===== Supplied data =====

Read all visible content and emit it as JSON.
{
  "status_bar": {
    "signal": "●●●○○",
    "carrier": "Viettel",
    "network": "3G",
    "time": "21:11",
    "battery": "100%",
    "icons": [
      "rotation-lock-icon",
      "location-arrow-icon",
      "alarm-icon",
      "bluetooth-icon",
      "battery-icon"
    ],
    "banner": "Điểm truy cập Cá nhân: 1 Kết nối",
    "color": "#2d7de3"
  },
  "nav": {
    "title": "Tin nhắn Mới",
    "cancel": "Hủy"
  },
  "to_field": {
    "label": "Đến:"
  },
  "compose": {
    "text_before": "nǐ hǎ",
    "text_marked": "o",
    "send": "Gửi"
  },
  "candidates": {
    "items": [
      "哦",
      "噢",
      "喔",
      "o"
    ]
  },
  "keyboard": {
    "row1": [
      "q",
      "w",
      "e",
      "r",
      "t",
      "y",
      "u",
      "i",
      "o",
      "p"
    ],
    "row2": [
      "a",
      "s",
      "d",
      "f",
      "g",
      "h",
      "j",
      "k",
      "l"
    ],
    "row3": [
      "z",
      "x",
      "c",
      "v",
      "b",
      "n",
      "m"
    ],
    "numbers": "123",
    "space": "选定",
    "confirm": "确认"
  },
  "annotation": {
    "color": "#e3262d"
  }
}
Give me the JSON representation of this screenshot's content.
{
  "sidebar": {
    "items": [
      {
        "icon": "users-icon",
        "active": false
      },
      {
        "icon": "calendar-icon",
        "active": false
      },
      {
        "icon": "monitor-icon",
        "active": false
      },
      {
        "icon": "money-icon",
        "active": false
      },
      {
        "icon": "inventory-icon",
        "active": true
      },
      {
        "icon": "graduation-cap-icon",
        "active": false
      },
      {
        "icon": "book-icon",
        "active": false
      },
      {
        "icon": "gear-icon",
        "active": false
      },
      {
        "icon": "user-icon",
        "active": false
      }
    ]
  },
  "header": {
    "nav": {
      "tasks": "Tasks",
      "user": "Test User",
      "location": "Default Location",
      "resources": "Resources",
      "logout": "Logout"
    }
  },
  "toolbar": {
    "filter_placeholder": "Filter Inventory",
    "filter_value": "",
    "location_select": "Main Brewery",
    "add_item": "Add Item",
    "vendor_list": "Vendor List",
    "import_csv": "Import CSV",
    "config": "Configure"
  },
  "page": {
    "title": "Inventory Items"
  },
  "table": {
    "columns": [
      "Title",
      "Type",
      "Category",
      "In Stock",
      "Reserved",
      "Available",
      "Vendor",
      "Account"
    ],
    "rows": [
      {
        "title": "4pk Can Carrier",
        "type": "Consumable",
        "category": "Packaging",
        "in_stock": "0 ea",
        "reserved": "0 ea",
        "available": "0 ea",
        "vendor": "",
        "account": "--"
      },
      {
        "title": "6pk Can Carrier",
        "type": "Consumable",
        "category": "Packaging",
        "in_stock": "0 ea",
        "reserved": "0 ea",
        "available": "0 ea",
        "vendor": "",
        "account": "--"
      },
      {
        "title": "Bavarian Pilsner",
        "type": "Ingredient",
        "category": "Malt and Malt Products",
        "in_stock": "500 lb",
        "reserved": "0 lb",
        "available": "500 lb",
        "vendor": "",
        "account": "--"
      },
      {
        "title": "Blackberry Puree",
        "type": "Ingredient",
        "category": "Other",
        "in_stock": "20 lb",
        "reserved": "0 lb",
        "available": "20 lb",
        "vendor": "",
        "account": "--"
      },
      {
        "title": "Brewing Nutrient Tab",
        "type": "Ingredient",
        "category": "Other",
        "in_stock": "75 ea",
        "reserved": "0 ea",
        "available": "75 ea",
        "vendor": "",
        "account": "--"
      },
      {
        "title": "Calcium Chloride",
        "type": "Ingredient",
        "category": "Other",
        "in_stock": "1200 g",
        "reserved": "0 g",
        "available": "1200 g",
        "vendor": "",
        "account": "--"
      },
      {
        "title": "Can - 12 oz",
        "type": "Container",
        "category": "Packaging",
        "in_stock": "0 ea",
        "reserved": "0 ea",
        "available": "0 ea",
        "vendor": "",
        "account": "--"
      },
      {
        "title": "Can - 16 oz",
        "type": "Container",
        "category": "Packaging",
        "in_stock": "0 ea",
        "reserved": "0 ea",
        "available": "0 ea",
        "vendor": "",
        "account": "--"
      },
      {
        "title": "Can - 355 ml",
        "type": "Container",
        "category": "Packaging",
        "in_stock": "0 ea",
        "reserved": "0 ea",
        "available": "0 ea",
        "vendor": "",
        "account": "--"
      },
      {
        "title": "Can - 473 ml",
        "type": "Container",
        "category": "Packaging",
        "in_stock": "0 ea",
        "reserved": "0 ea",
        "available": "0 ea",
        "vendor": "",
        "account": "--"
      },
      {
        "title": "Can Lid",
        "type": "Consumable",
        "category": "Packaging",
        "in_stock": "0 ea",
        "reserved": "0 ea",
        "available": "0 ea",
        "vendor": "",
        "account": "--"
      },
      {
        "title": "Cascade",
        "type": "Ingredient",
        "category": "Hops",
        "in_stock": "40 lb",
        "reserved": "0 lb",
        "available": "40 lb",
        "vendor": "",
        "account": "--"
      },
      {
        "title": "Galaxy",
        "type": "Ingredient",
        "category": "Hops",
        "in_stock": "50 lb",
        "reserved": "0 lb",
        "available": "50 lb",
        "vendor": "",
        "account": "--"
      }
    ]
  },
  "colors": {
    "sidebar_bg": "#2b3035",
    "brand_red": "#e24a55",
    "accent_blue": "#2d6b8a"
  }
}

=====

[Problem details] Return each line of the data exactly as written above.

[Complete response]
Read all visible content and emit it as JSON.
{
  "status_bar": {
    "signal": "●●●○○",
    "carrier": "Viettel",
    "network": "3G",
    "time": "21:11",
    "battery": "100%",
    "icons": [
      "rotation-lock-icon",
      "location-arrow-icon",
      "alarm-icon",
      "bluetooth-icon",
      "battery-icon"
    ],
    "banner": "Điểm truy cập Cá nhân: 1 Kết nối",
    "color": "#2d7de3"
  },
  "nav": {
    "title": "Tin nhắn Mới",
    "cancel": "Hủy"
  },
  "to_field": {
    "label": "Đến:"
  },
  "compose": {
    "text_before": "nǐ hǎ",
    "text_marked": "o",
    "send": "Gửi"
  },
  "candidates": {
    "items": [
      "哦",
      "噢",
      "喔",
      "o"
    ]
  },
  "keyboard": {
    "row1": [
      "q",
      "w",
      "e",
      "r",
      "t",
      "y",
      "u",
      "i",
      "o",
      "p"
    ],
    "row2": [
      "a",
      "s",
      "d",
      "f",
      "g",
      "h",
      "j",
      "k",
      "l"
    ],
    "row3": [
      "z",
      "x",
      "c",
      "v",
      "b",
      "n",
      "m"
    ],
    "numbers": "123",
    "space": "选定",
    "confirm": "确认"
  },
  "annotation": {
    "color": "#e3262d"
  }
}
Give me the JSON representation of this screenshot's content.
{
  "sidebar": {
    "items": [
      {
        "icon": "users-icon",
        "active": false
      },
      {
        "icon": "calendar-icon",
        "active": false
      },
      {
        "icon": "monitor-icon",
        "active": false
      },
      {
        "icon": "money-icon",
        "active": false
      },
      {
        "icon": "inventory-icon",
        "active": true
      },
      {
        "icon": "graduation-cap-icon",
        "active": false
      },
      {
        "icon": "book-icon",
        "active": false
      },
      {
        "icon": "gear-icon",
        "active": false
      },
      {
        "icon": "user-icon",
        "active": false
      }
    ]
  },
  "header": {
    "nav": {
      "tasks": "Tasks",
      "user": "Test User",
      "location": "Default Location",
      "resources": "Resources",
      "logout": "Logout"
    }
  },
  "toolbar": {
    "filter_placeholder": "Filter Inventory",
    "filter_value": "",
    "location_select": "Main Brewery",
    "add_item": "Add Item",
    "vendor_list": "Vendor List",
    "import_csv": "Import CSV",
    "config": "Configure"
  },
  "page": {
    "title": "Inventory Items"
  },
  "table": {
    "columns": [
      "Title",
      "Type",
      "Category",
      "In Stock",
      "Reserved",
      "Available",
      "Vendor",
      "Account"
    ],
    "rows": [
      {
        "title": "4pk Can Carrier",
        "type": "Consumable",
        "category": "Packaging",
        "in_stock": "0 ea",
        "reserved": "0 ea",
        "available": "0 ea",
        "vendor": "",
        "account": "--"
      },
      {
        "title": "6pk Can Carrier",
        "type": "Consumable",
        "category": "Packaging",
        "in_stock": "0 ea",
        "reserved": "0 ea",
        "available": "0 ea",
        "vendor": "",
        "account": "--"
      },
      {
        "title": "Bavarian Pilsner",
        "type": "Ingredient",
        "category": "Malt and Malt Products",
        "in_stock": "500 lb",
        "reserved": "0 lb",
        "available": "500 lb",
        "vendor": "",
        "account": "--"
      },
      {
        "title": "Blackberry Puree",
        "type": "Ingredient",
        "category": "Other",
        "in_stock": "20 lb",
        "reserved": "0 lb",
        "available": "20 lb",
        "vendor": "",
        "account": "--"
      },
      {
        "title": "Brewing Nutrient Tab",
        "type": "Ingredient",
        "category": "Other",
        "in_stock": "75 ea",
        "reserved": "0 ea",
        "available": "75 ea",
        "vendor": "",
        "account": "--"
      },
      {
        "title": "Calcium Chloride",
        "type": "Ingredient",
        "category": "Other",
        "in_stock": "1200 g",
        "reserved": "0 g",
        "available": "1200 g",
        "vendor": "",
        "account": "--"
      },
      {
        "title": "Can - 12 oz",
        "type": "Container",
        "category": "Packaging",
        "in_stock": "0 ea",
        "reserved": "0 ea",
        "available": "0 ea",
        "vendor": "",
        "account": "--"
      },
      {
        "title": "Can - 16 oz",
        "type": "Container",
        "category": "Packaging",
        "in_stock": "0 ea",
        "reserved": "0 ea",
        "available": "0 ea",
        "vendor": "",
        "account": "--"
      },
      {
        "title": "Can - 355 ml",
        "type": "Container",
        "category": "Packaging",
        "in_stock": "0 ea",
        "reserved": "0 ea",
        "available": "0 ea",
        "vendor": "",
        "account": "--"
      },
      {
        "title": "Can - 473 ml",
        "type": "Container",
        "category": "Packaging",
        "in_stock": "0 ea",
        "reserved": "0 ea",
        "available": "0 ea",
        "vendor": "",
        "account": "--"
      },
      {
        "title": "Can Lid",
        "type": "Consumable",
        "category": "Packaging",
        "in_stock": "0 ea",
        "reserved": "0 ea",
        "available": "0 ea",
        "vendor": "",
        "account": "--"
      },
      {
        "title": "Cascade",
        "type": "Ingredient",
        "category": "Hops",
        "in_stock": "40 lb",
        "reserved": "0 lb",
        "available": "40 lb",
        "vendor": "",
        "account": "--"
      },
      {
        "title": "Galaxy",
        "type": "Ingredient",
        "category": "Hops",
        "in_stock": "50 lb",
        "reserved": "0 lb",
        "available": "50 lb",
        "vendor": "",
        "account": "--"
      }
    ]
  },
  "colors": {
    "sidebar_bg": "#2b3035",
    "brand_red": "#e24a55",
    "accent_blue": "#2d6b8a"
  }
}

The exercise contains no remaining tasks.